▶ DO THIS
In the listing below, locate the lines that hold "Change" and copy them.
======== DATA PROVIDED ========
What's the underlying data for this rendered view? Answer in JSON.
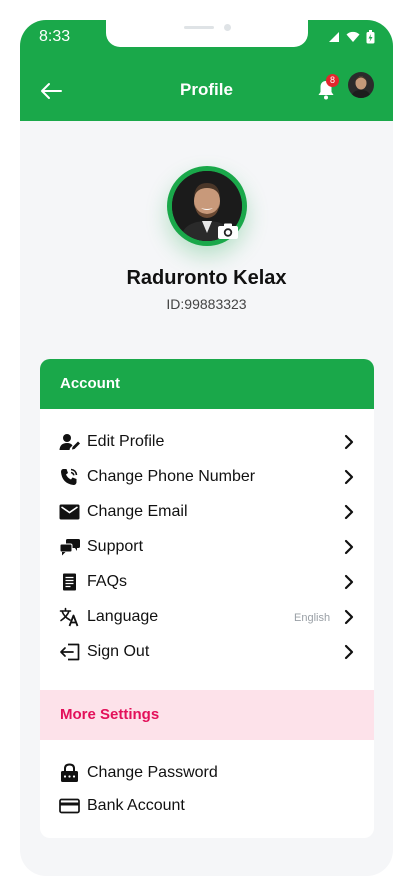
{
  "status_bar": {
    "time": "8:33"
  },
  "header": {
    "title": "Profile",
    "notification_count": "8"
  },
  "profile": {
    "name": "Raduronto Kelax",
    "id": "ID:99883323"
  },
  "account_section": {
    "title": "Account",
    "items": [
      {
        "label": "Edit Profile",
        "icon": "user-edit-icon"
      },
      {
        "label": "Change Phone Number",
        "icon": "phone-icon"
      },
      {
        "label": "Change Email",
        "icon": "mail-icon"
      },
      {
        "label": "Support",
        "icon": "support-chat-icon"
      },
      {
        "label": "FAQs",
        "icon": "document-icon"
      },
      {
        "label": "Language",
        "icon": "translate-icon",
        "value": "English"
      },
      {
        "label": "Sign Out",
        "icon": "sign-out-icon"
      }
    ]
  },
  "more_settings_section": {
    "title": "More Settings",
    "items": [
      {
        "label": "Change Password",
        "icon": "lock-icon"
      },
      {
        "label": "Bank Account",
        "icon": "card-icon"
      }
    ]
  },
  "colors": {
    "primary": "#1aa84a",
    "accent": "#e3105a",
    "accent_bg": "#fde2ea",
    "background": "#f5f6f8"
  }
}
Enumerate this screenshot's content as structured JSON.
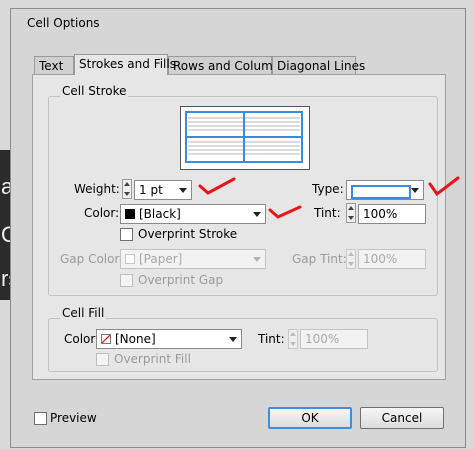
========
▶ ANSWER
        "label": "Change Phone Number",
        "label": "Change Email",
        "label": "Change Password",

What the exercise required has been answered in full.